● **AIM**
Copy every line of the following data that includes the string "Group".

[Extracts from a graphics dataset]
□ □ □ □ □
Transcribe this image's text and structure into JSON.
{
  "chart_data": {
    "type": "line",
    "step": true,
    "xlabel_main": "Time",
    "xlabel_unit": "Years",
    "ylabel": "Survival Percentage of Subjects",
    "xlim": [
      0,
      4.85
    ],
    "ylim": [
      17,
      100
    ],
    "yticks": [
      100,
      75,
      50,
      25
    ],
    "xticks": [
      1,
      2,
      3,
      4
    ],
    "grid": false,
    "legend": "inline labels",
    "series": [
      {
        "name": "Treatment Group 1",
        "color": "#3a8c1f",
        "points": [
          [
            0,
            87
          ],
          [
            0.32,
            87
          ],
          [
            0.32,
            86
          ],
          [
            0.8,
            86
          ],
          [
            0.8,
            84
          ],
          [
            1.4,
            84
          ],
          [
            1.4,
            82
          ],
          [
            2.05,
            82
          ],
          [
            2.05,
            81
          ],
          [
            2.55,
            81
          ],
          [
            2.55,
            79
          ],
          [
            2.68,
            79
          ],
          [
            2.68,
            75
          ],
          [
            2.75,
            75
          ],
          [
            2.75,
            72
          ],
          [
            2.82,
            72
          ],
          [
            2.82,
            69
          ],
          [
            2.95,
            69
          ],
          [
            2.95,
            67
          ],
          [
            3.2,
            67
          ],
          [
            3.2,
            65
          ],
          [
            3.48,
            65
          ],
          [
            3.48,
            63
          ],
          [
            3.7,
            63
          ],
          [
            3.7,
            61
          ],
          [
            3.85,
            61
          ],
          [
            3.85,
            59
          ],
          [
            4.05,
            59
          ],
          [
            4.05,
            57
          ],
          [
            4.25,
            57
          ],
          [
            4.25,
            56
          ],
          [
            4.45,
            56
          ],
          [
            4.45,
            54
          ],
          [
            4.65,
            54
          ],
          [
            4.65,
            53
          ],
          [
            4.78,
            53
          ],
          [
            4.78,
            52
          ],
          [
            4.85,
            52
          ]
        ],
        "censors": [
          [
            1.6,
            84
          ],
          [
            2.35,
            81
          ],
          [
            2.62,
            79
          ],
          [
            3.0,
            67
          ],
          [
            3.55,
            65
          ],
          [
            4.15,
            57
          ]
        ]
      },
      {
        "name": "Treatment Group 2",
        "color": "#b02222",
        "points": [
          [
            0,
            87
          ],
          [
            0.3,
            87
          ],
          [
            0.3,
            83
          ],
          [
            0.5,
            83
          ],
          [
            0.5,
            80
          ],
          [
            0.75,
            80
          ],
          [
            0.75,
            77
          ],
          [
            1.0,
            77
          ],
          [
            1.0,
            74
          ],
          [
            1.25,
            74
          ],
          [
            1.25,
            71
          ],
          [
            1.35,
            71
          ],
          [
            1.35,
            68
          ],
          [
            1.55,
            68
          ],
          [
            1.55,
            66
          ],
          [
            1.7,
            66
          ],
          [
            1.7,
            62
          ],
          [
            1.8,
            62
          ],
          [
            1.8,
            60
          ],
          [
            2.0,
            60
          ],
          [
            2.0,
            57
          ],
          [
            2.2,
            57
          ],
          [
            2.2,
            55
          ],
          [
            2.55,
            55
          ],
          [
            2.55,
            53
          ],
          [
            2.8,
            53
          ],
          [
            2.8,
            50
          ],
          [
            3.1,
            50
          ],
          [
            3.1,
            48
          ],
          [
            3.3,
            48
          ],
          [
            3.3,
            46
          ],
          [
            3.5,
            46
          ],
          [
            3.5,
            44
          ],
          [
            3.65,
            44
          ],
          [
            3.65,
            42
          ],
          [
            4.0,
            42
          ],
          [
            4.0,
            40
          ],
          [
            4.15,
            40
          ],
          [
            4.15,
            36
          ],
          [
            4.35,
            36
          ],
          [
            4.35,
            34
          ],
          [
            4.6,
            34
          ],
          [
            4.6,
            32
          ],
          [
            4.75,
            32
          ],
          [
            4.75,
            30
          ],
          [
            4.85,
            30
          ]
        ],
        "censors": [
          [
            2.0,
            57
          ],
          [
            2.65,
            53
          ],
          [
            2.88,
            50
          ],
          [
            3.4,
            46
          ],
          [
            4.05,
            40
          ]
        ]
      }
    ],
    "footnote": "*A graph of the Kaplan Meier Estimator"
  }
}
□ □ □ □ □
● **COMPLETED TASK**
        "name": "Treatment Group 1",
        "name": "Treatment Group 2",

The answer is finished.